▸ Task requirements:
1. From the account of the CHAZ/CHOP area, list the kinds of people the writer says they worried about more than the armed men.
2. Answer these from the account of the CHAZ/CHOP area:
(a) What kind of store stood across the street from the police station?
(b) What was the only visible damage to that store, according to the writer?
(c) Which group does the writer put in quotation marks?

▸ Selected text:
_ _ _

I wasn't down there a lot, but I never felt unsafe because of the large men with guns. It was the opposite, actually: I worried more about the criminals, crazies, addicts, and people currently high, and I thought the presence of the "security" team made it less likely that one of those other people would start something. That's just one person's perspective, of course. But I don't recall hearing about them being involved in the rapes or murders or fencing or drug dealing or whatever else went down.
I do still wonder about extortion, though - there's a liquor store across the street from the police station, right in the heart of the CHAZ/CHOP, and it seemed to survive without visible damage (other than graffiti outside). It's hard to imagine someone there not wanting to shake down the store for free booze, but either they didn't, or it was covered up. I assume the people who run the place wouldn't say anything, because they want to stay safe.

_ _ _

▸ Information shown:
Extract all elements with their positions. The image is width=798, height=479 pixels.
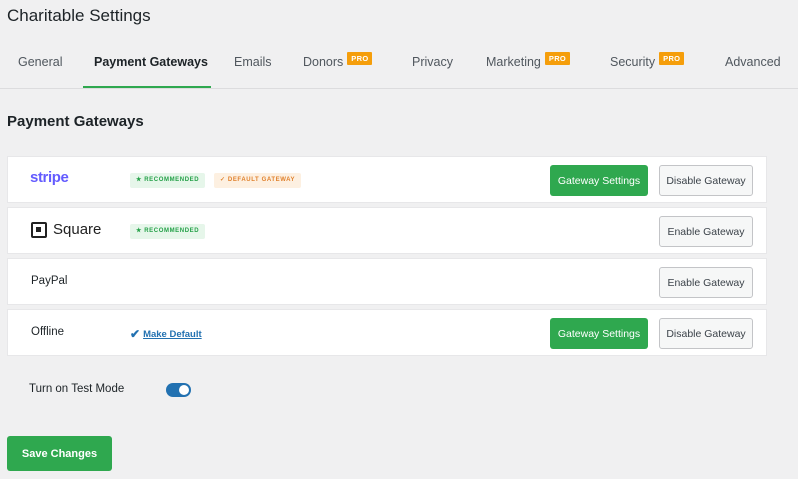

_ _ _

▸ Expected outputs:
1.
criminals
crazies
addicts
people currently high

2.
(a) A liquor store.
(b) Graffiti outside.
(c) The "security" team.